**Records shown**:
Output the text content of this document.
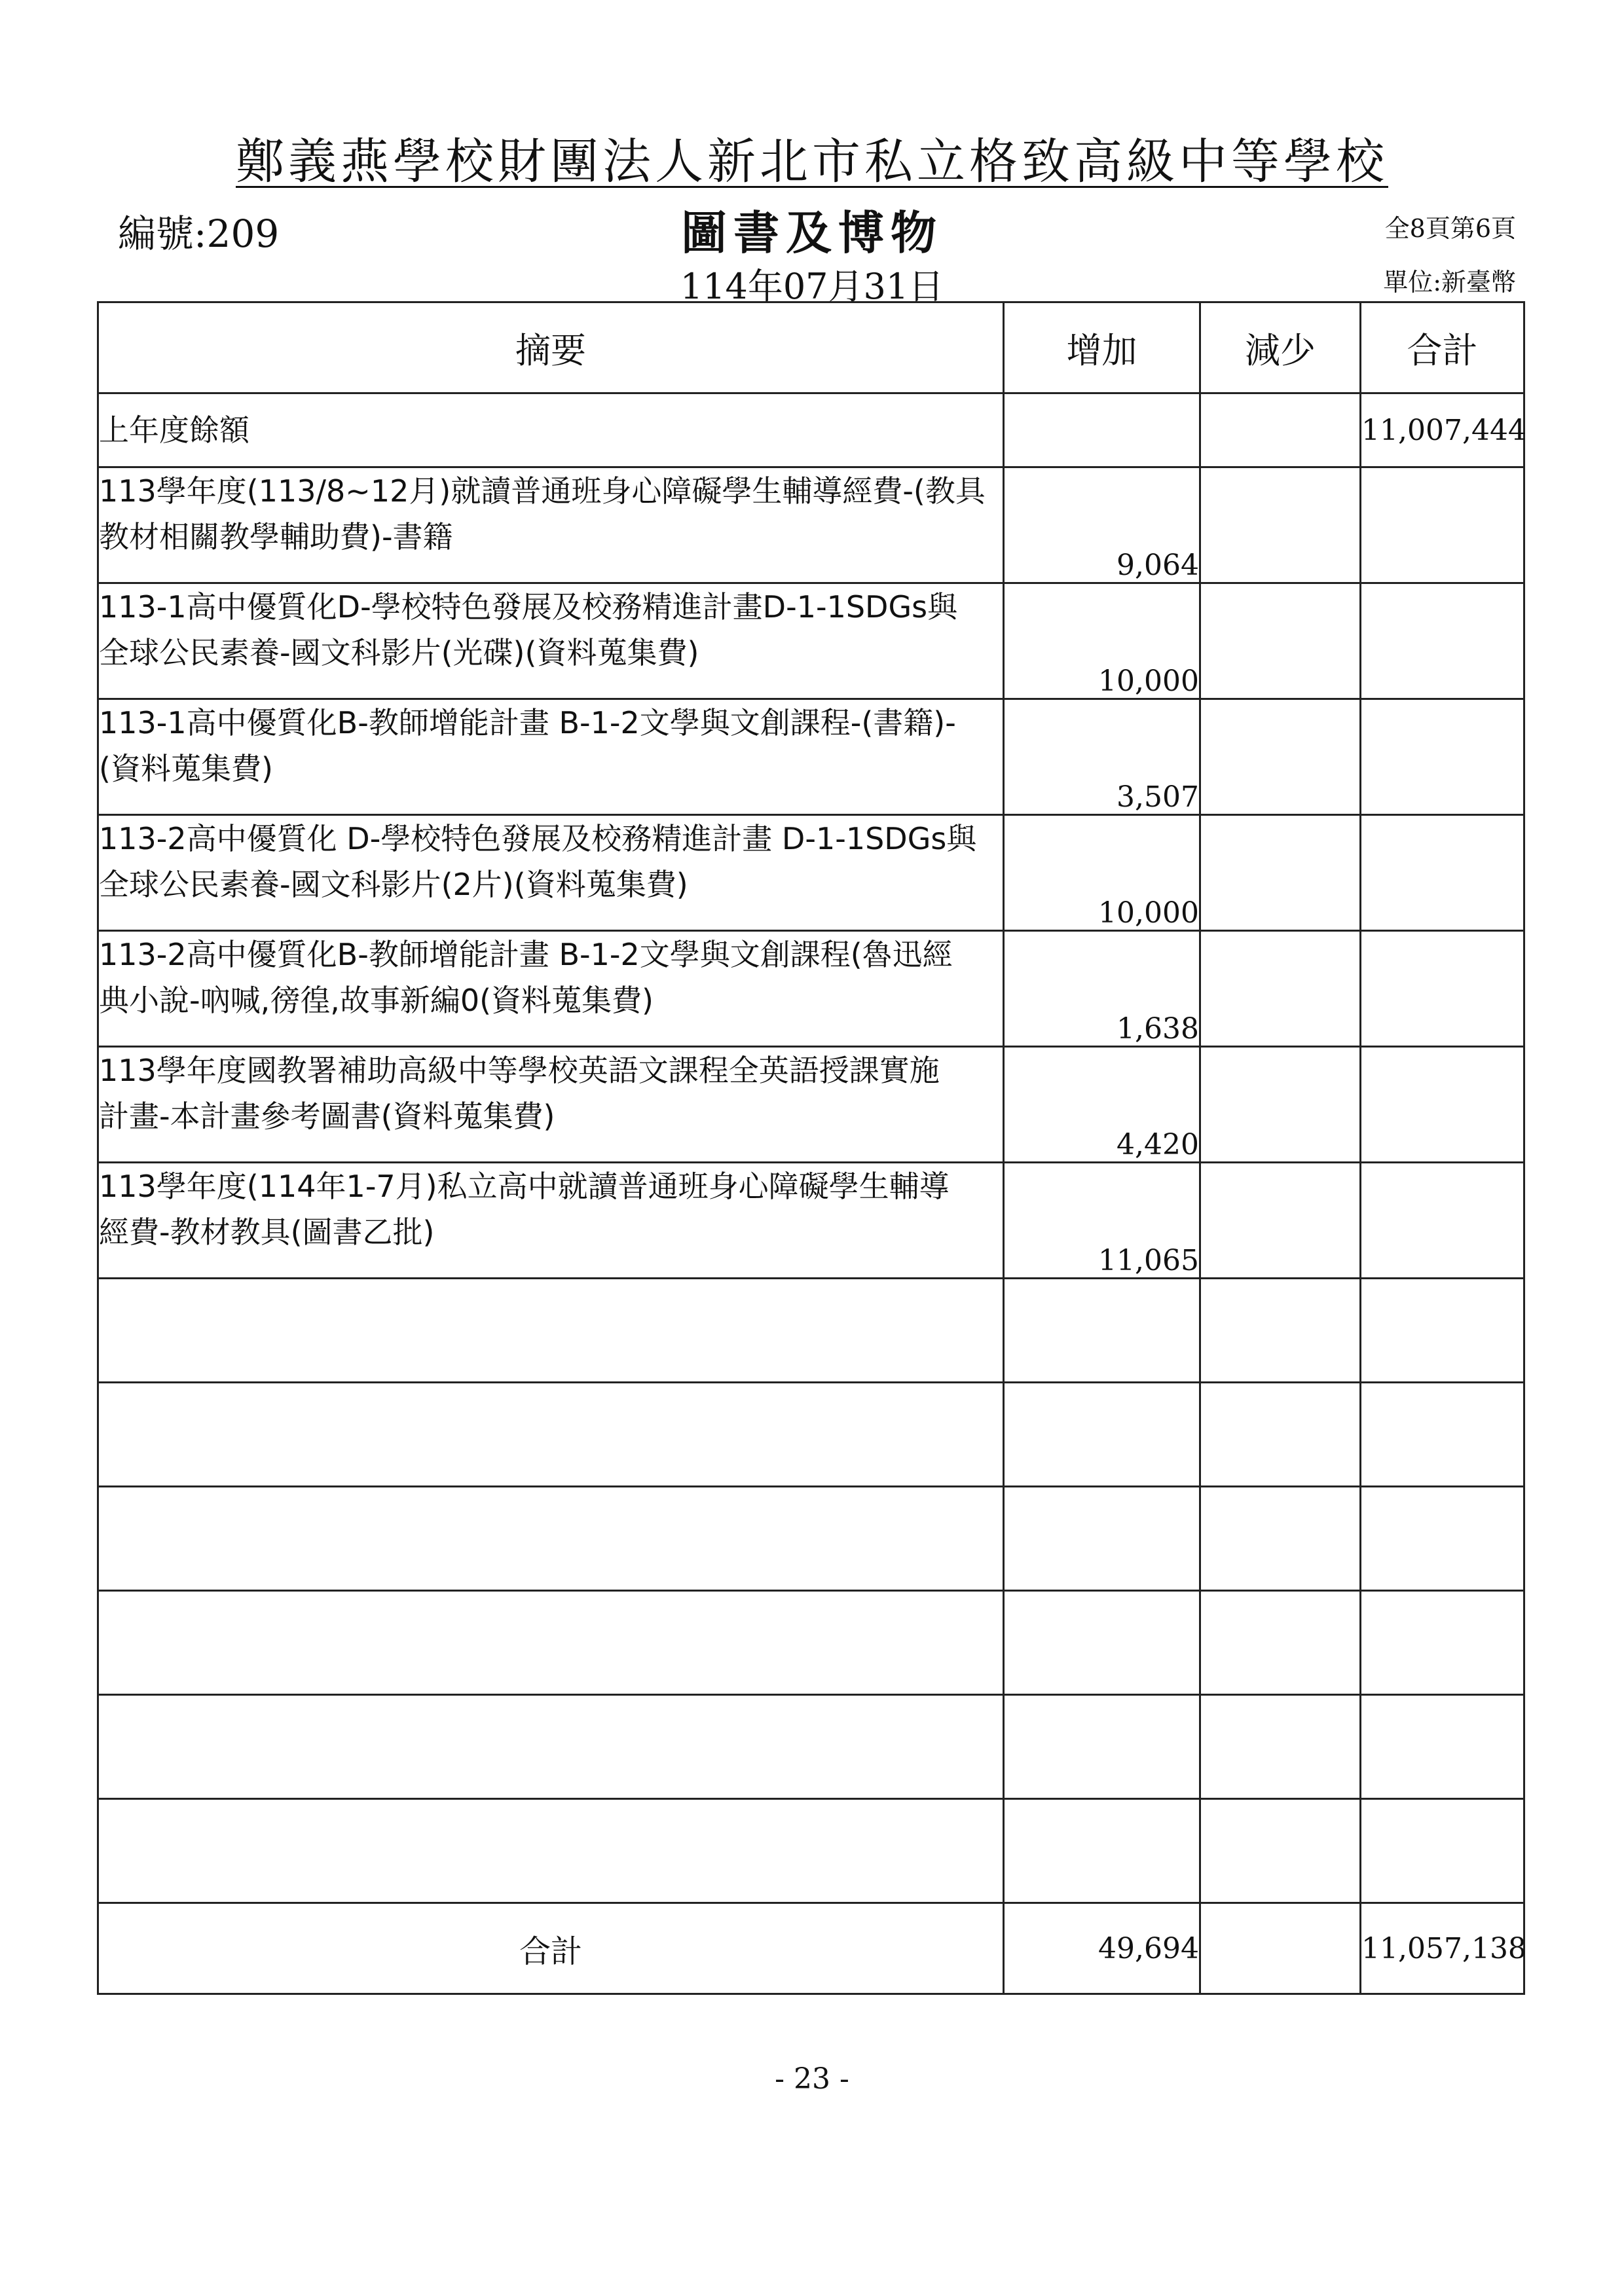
鄭義燕學校財團法人新北市私立格致高級中等學校
編號:209	圖書及博物	全8頁第6頁
114年07月31日	單位:新臺幣
摘要	增加	減少	合計
上年度餘額			11,007,444

113學年度(113/8~12月)就讀普通班身心障礙學生輔導經費-(教具
教材相關教學輔助費)-書籍	9,064		

113-1高中優質化D-學校特色發展及校務精進計畫D-1-1SDGs與
全球公民素養-國文科影片(光碟)(資料蒐集費)	10,000		

113-1高中優質化B-教師增能計畫 B-1-2文學與文創課程-(書籍)-
(資料蒐集費)	3,507		

113-2高中優質化 D-學校特色發展及校務精進計畫 D-1-1SDGs與
全球公民素養-國文科影片(2片)(資料蒐集費)	10,000		

113-2高中優質化B-教師增能計畫 B-1-2文學與文創課程(魯迅經
典小說-吶喊,徬徨,故事新編0(資料蒐集費)	1,638		

113學年度國教署補助高級中等學校英語文課程全英語授課實施
計畫-本計畫參考圖書(資料蒐集費)	4,420		

113學年度(114年1-7月)私立高中就讀普通班身心障礙學生輔導
經費-教材教具(圖書乙批)	11,065		

合計	49,694		11,057,138
- 23 -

**Given request**: Extract each line holding the word "國文科影片" from the records.

**Exercise response**:
全球公民素養-國文科影片(光碟)(資料蒐集費)	10,000		
全球公民素養-國文科影片(2片)(資料蒐集費)	10,000		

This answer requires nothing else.